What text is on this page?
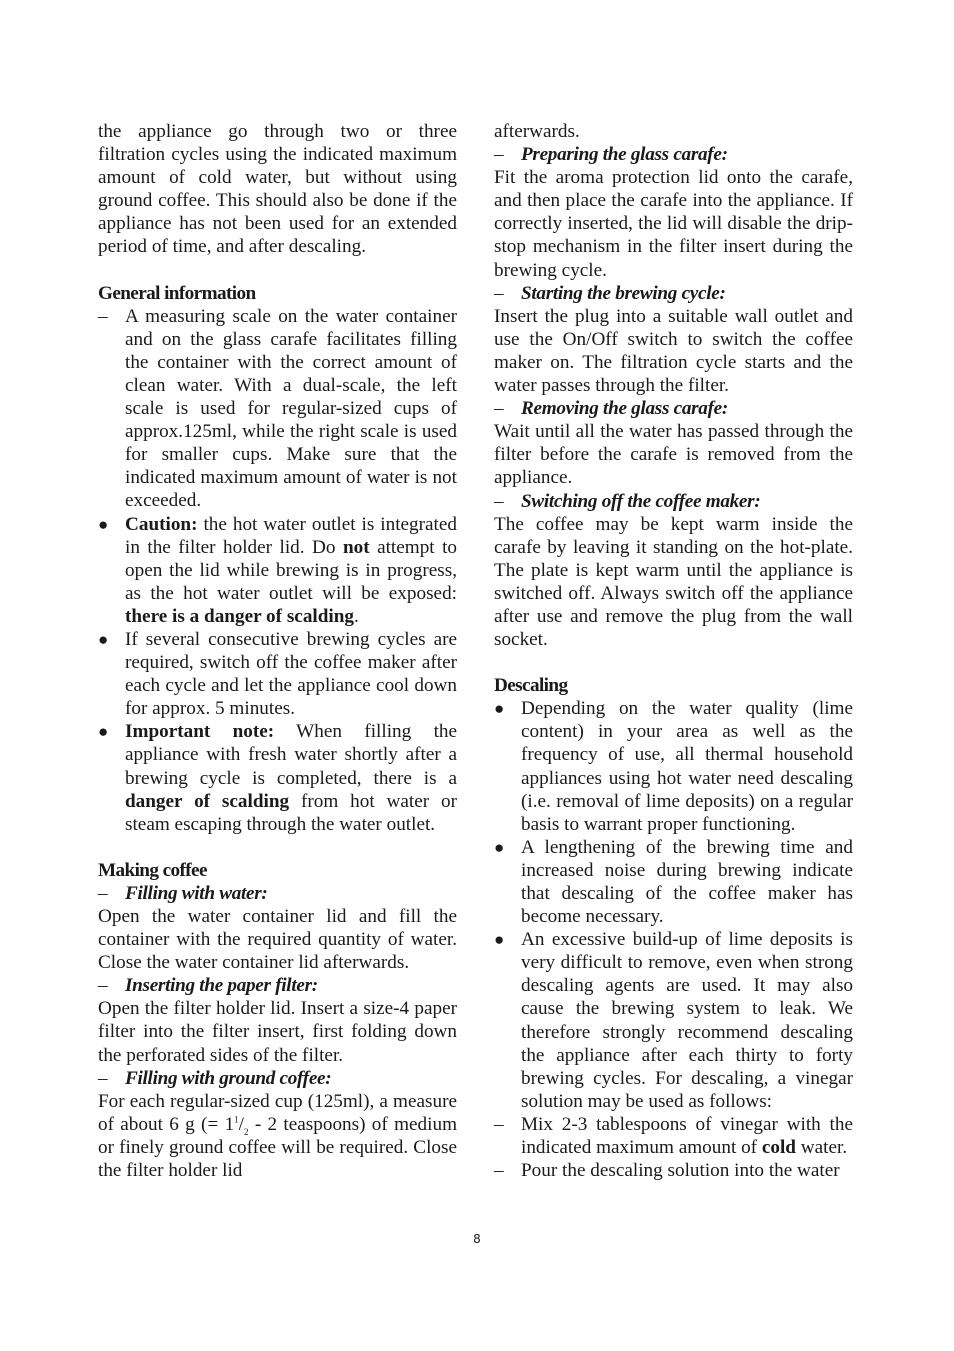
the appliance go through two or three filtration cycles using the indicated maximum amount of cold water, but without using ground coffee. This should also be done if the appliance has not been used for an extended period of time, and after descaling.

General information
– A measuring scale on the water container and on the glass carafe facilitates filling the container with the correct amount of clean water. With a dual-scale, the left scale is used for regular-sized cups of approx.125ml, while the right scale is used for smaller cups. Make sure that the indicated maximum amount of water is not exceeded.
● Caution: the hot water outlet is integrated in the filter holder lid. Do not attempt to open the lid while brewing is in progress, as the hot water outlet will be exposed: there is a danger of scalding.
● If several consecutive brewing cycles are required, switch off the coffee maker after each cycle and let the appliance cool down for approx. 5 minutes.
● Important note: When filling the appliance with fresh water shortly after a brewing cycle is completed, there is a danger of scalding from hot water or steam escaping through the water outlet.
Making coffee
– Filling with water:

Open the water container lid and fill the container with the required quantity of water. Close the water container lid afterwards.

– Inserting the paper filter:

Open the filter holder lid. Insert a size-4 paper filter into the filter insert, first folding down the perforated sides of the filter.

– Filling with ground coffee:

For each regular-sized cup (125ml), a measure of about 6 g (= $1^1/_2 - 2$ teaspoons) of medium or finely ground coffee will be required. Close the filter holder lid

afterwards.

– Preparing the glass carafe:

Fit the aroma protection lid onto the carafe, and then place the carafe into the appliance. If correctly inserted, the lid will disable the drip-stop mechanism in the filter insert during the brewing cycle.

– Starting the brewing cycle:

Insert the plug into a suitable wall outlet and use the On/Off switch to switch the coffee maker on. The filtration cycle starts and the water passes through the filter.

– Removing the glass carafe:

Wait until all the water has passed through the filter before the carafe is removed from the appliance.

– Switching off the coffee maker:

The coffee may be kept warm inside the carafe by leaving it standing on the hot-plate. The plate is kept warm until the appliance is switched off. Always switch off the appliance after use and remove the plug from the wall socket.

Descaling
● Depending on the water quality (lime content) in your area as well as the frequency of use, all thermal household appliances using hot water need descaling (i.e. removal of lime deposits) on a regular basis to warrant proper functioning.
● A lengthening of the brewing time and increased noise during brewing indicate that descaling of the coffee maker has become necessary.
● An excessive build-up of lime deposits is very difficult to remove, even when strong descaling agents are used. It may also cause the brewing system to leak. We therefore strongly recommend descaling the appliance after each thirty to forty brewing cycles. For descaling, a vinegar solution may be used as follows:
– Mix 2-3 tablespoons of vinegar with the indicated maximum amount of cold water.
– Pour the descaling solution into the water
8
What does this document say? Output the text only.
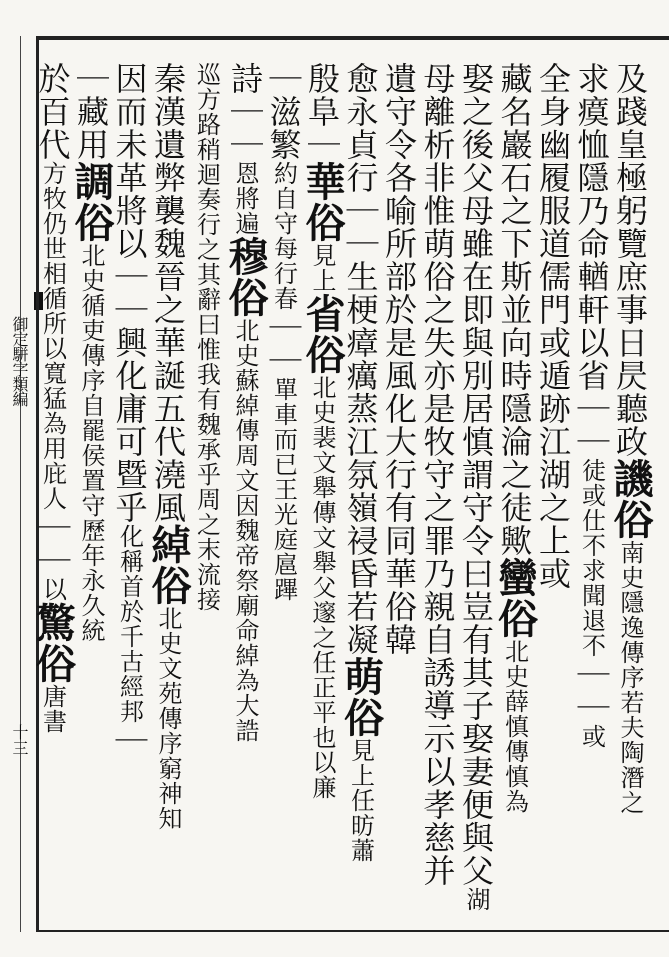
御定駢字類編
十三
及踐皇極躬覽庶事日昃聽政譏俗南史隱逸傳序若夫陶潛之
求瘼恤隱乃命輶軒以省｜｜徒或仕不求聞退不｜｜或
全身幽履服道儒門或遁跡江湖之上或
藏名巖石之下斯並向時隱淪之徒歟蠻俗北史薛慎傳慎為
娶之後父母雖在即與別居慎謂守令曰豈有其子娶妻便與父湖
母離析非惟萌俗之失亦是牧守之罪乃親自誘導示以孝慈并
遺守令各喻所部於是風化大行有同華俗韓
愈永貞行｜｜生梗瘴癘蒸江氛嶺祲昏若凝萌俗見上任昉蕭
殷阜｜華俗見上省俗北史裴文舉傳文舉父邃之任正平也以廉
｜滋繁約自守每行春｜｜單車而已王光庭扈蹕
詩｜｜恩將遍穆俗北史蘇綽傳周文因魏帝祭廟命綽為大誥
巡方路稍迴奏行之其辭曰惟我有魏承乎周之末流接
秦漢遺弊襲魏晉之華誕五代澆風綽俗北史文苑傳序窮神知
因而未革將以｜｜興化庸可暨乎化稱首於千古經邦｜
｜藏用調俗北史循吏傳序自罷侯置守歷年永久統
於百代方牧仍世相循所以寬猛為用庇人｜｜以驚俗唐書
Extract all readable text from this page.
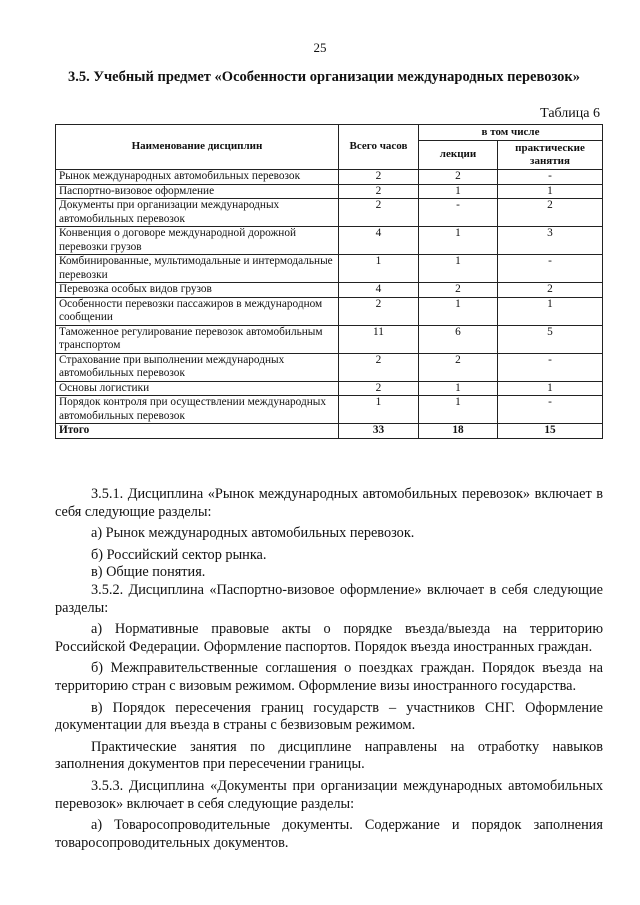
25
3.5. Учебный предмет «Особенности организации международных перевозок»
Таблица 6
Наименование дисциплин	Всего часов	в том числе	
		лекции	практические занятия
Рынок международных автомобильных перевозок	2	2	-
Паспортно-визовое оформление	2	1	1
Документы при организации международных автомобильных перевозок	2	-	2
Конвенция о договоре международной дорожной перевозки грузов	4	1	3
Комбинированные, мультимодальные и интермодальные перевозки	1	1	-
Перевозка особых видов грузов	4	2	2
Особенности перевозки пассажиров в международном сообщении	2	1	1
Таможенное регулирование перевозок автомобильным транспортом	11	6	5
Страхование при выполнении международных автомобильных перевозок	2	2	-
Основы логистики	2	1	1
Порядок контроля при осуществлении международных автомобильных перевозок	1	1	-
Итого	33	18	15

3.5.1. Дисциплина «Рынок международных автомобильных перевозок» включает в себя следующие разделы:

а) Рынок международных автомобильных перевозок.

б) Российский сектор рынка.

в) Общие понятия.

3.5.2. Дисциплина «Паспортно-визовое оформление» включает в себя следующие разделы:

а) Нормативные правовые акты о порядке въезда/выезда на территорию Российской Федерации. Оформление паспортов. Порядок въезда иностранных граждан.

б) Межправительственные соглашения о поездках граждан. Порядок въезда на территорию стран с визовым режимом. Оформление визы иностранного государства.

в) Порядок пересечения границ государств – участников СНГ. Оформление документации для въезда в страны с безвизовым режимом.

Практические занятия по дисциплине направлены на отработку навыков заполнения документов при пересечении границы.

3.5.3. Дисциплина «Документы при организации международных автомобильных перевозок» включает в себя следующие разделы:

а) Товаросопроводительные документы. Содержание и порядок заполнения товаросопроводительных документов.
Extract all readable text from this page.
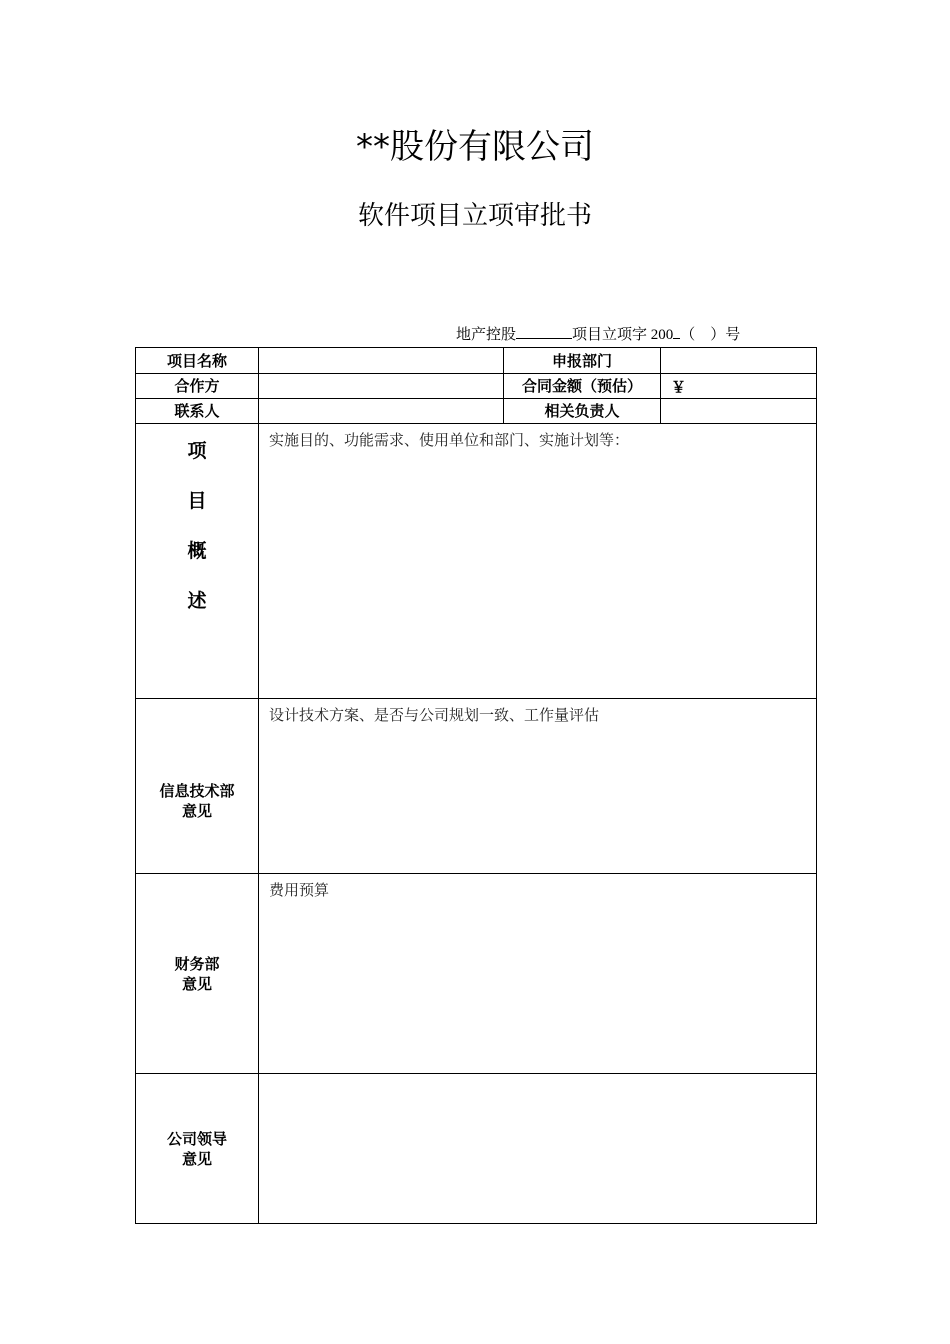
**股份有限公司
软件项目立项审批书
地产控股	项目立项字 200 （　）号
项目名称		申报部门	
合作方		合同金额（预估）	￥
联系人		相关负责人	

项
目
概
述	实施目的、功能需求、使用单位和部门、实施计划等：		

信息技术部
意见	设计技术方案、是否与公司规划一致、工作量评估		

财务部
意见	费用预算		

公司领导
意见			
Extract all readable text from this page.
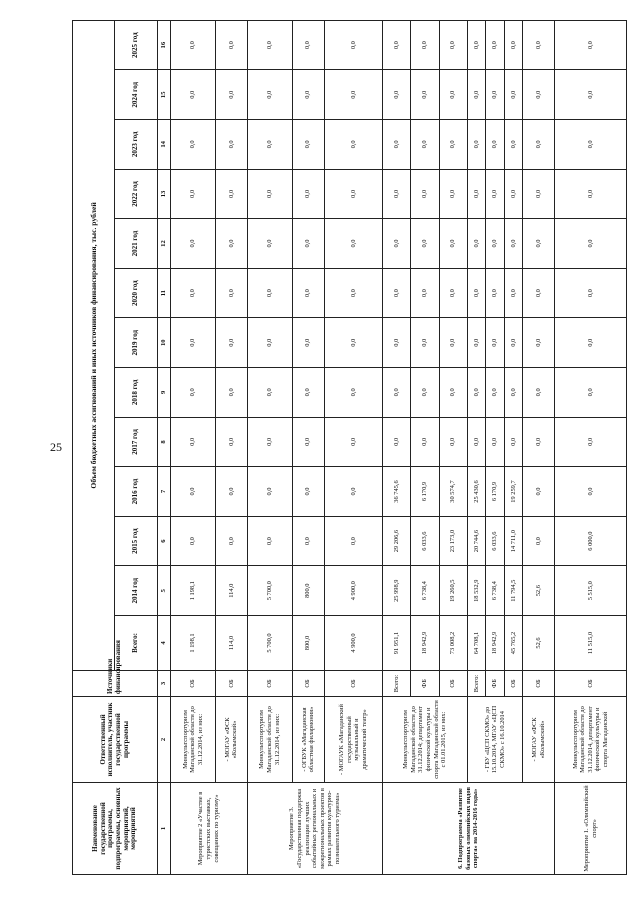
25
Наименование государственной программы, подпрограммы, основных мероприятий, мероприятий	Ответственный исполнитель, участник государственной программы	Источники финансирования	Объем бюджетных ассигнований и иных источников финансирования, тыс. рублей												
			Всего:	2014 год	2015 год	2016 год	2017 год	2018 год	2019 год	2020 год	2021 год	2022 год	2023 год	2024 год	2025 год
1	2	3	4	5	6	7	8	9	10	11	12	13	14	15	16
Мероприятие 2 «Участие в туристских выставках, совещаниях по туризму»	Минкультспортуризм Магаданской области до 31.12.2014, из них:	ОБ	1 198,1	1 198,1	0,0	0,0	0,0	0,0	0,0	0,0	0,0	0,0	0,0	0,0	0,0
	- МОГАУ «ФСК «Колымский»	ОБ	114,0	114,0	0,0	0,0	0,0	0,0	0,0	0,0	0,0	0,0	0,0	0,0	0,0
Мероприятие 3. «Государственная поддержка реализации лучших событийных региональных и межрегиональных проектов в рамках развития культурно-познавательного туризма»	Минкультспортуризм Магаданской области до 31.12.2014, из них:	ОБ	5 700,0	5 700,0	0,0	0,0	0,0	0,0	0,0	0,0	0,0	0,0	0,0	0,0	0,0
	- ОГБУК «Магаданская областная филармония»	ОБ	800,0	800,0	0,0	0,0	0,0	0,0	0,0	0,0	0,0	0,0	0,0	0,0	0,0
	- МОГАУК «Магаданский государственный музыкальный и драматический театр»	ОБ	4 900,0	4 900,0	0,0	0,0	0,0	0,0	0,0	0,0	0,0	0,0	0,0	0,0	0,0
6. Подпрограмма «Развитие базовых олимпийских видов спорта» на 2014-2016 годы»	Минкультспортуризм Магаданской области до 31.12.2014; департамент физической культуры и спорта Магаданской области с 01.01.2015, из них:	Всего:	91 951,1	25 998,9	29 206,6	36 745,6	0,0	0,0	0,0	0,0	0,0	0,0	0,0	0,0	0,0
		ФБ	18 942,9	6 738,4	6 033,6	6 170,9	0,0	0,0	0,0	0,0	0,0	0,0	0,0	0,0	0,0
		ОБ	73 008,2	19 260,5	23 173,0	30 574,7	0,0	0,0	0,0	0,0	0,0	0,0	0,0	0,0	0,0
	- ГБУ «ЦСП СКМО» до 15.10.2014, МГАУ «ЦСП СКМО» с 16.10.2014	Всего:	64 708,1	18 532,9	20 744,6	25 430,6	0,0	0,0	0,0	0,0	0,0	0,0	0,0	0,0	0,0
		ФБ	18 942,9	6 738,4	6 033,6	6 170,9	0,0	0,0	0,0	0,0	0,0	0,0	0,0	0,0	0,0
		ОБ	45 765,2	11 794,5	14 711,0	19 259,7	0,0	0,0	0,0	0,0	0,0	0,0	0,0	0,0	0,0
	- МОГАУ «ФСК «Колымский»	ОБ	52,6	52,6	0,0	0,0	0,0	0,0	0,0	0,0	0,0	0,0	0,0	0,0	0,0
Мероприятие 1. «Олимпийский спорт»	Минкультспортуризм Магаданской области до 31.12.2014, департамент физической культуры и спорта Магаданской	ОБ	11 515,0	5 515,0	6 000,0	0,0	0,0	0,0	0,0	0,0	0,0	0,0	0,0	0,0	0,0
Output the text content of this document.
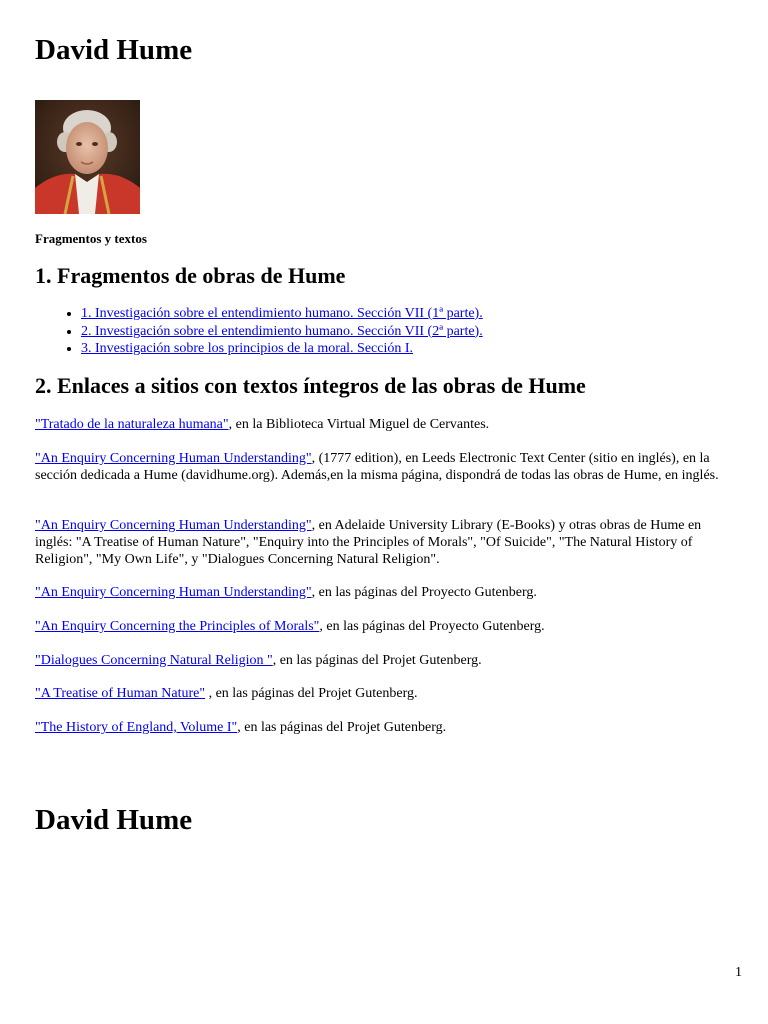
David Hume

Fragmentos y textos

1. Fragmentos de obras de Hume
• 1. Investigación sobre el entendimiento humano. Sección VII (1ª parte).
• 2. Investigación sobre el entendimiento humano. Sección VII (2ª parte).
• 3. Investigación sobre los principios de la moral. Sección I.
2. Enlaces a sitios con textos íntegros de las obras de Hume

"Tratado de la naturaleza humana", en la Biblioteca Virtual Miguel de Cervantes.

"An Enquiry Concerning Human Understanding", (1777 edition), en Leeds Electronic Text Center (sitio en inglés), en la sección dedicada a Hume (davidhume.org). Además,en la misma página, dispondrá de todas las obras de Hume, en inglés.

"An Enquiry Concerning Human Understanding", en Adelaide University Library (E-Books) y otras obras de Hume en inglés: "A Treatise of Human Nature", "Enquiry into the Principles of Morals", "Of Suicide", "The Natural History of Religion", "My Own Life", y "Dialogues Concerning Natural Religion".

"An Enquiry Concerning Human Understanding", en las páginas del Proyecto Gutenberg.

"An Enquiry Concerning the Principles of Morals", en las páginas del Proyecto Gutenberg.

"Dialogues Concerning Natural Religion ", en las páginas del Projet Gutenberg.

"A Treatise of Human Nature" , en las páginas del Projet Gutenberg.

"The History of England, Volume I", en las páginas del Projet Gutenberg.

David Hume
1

######

### WHAT TO DO
Make a list of all lines in the data that contain "Enquiry".

### ANSWER FOR THE TASK
"An Enquiry Concerning Human Understanding", (1777 edition), en Leeds Electronic Text Center (sitio en inglés), en la sección dedicada a Hume (davidhume.org). Además,en la misma página, dispondrá de todas las obras de Hume, en inglés.
"An Enquiry Concerning Human Understanding", en Adelaide University Library (E-Books) y otras obras de Hume en inglés: "A Treatise of Human Nature", "Enquiry into the Principles of Morals", "Of Suicide", "The Natural History of Religion", "My Own Life", y "Dialogues Concerning Natural Religion".
"An Enquiry Concerning Human Understanding", en las páginas del Proyecto Gutenberg.
"An Enquiry Concerning the Principles of Morals", en las páginas del Proyecto Gutenberg.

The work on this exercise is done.